What you have to do =>
Identify each line holding the string "использованием" and copy it.

**** Extracted entries

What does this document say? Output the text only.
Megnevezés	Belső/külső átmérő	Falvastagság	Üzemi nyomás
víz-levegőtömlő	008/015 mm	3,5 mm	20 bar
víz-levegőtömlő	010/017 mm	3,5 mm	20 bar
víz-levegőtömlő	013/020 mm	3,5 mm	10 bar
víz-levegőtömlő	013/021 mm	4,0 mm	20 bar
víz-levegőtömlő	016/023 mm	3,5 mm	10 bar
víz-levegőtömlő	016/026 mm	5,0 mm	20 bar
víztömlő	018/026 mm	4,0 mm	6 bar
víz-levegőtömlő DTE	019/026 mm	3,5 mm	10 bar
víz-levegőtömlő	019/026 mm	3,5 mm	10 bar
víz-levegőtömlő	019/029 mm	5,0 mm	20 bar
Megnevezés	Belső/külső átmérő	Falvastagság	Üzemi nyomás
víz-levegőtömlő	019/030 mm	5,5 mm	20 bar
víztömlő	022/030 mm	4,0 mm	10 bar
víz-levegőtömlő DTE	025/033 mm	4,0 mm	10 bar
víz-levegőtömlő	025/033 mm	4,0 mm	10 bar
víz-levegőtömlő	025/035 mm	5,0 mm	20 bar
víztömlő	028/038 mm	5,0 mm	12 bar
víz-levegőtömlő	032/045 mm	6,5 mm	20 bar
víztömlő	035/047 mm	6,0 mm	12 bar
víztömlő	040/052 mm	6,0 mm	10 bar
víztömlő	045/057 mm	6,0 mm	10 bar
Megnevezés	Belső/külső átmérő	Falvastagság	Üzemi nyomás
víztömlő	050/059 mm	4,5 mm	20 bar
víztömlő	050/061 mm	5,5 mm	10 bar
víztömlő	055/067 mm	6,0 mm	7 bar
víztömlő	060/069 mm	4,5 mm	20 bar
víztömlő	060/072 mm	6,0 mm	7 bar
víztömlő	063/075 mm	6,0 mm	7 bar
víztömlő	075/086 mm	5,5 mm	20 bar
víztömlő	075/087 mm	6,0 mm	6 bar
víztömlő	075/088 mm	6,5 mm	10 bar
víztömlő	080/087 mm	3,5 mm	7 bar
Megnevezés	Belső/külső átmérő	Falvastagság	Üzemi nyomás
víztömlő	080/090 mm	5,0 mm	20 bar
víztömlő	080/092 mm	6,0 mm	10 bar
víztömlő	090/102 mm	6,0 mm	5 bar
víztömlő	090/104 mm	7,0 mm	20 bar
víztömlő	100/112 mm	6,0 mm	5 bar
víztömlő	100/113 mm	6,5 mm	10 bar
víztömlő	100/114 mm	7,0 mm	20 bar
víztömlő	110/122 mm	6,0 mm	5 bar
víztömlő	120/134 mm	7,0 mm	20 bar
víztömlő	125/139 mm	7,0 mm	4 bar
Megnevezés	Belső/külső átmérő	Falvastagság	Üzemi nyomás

********
**** Extracted entries

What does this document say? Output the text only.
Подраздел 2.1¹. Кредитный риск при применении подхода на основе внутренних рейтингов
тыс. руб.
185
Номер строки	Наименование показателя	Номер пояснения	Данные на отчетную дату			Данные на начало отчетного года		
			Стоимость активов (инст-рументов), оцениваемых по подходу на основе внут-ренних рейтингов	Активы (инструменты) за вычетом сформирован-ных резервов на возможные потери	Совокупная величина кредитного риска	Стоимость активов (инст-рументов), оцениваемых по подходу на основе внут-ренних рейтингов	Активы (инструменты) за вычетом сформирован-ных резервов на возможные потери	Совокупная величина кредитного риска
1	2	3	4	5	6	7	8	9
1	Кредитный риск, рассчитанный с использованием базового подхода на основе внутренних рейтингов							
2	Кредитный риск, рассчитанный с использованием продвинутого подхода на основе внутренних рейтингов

********

Exercise response =>
1	Кредитный риск, рассчитанный с использованием базового подхода на основе внутренних рейтингов							
2	Кредитный риск, рассчитанный с использованием продвинутого подхода на основе внутренних рейтингов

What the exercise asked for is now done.